__Work to be completed__: From the listing below, extract each line containing the string "students".

[Recorded data]
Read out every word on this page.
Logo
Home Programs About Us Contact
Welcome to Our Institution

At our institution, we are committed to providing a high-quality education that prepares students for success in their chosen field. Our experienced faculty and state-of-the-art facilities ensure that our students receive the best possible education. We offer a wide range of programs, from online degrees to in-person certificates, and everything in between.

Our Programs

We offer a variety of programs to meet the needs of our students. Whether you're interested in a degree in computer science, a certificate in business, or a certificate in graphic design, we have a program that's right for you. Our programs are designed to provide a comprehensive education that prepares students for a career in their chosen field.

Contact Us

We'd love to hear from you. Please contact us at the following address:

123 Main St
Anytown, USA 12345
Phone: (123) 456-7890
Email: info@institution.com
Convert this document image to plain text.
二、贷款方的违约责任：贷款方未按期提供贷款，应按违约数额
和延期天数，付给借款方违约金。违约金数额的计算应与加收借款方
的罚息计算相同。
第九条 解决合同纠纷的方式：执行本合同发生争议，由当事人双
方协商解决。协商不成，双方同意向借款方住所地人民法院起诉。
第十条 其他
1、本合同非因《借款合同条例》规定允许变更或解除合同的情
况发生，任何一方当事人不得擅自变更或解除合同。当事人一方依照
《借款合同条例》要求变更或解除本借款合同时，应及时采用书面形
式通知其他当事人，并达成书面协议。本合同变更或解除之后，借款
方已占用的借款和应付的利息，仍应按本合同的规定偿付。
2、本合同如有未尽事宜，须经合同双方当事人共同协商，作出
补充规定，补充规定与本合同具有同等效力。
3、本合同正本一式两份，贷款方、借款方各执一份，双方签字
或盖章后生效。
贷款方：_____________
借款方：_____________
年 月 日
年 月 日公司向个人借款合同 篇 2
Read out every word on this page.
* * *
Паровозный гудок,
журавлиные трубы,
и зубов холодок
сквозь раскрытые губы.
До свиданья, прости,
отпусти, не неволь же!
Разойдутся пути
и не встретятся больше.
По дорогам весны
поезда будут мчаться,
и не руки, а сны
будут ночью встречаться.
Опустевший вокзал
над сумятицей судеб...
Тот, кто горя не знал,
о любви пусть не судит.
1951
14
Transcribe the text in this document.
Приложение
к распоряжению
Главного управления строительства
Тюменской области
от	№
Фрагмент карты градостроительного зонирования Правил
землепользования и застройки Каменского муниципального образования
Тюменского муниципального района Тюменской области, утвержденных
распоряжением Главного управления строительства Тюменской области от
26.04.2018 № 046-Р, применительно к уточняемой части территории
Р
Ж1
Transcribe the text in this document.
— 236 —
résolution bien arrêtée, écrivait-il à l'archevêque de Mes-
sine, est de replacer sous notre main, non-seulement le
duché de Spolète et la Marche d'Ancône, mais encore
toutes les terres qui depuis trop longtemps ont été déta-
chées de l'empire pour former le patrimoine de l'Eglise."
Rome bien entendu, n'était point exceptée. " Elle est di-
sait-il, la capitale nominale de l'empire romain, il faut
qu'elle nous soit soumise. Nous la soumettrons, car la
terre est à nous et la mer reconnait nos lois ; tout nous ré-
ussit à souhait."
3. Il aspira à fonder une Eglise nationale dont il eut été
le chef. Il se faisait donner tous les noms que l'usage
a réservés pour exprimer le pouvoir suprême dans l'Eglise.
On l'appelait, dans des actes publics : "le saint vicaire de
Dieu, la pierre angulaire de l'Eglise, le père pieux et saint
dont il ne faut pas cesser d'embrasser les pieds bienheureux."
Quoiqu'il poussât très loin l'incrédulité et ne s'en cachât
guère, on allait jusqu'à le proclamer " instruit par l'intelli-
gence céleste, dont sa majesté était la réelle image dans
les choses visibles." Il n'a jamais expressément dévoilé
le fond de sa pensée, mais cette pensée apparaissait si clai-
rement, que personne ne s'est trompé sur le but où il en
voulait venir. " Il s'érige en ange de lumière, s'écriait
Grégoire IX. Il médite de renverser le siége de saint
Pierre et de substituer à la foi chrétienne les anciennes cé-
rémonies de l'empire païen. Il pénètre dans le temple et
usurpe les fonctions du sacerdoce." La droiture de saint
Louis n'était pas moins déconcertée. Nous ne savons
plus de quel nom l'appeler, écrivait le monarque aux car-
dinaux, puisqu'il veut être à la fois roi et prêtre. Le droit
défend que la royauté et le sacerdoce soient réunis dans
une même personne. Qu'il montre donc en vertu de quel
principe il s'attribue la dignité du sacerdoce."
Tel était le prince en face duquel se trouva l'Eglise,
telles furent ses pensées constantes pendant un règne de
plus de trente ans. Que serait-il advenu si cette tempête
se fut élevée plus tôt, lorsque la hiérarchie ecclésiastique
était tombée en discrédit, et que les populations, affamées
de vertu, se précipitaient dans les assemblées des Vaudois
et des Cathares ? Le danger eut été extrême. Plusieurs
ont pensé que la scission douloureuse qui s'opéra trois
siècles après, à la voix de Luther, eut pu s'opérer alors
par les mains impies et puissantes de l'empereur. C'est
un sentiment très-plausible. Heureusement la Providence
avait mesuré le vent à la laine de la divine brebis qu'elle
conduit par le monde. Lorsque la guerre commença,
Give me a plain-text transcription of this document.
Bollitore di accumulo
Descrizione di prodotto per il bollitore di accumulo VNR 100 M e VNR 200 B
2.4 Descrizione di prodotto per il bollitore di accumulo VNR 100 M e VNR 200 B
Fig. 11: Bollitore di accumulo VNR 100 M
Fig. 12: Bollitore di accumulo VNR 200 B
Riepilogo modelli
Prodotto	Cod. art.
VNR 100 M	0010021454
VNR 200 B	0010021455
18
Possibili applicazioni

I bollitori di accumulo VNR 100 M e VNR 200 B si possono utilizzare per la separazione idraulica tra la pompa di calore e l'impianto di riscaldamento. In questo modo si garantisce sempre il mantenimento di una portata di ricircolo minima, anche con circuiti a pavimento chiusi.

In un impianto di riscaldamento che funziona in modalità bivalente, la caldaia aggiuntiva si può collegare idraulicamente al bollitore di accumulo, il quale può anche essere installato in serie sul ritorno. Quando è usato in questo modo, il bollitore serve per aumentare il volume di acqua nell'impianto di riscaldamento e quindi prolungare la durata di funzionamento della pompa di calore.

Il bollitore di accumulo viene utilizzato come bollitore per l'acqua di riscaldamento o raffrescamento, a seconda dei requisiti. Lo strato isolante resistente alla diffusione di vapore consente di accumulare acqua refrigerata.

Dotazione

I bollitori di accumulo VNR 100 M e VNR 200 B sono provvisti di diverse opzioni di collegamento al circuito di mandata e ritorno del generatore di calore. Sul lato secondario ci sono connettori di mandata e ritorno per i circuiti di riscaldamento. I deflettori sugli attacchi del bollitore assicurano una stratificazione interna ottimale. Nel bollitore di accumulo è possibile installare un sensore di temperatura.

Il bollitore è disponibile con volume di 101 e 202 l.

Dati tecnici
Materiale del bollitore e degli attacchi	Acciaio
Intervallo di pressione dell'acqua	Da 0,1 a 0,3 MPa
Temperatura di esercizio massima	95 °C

__Full answer__:
At our institution, we are committed to providing a high-quality education that prepares students for success in their chosen field. Our experienced faculty and state-of-the-art facilities ensure that our students receive the best possible education. We offer a wide range of programs, from online degrees to in-person certificates, and everything in between.
We offer a variety of programs to meet the needs of our students. Whether you're interested in a degree in computer science, a certificate in business, or a certificate in graphic design, we have a program that's right for you. Our programs are designed to provide a comprehensive education that prepares students for a career in their chosen field.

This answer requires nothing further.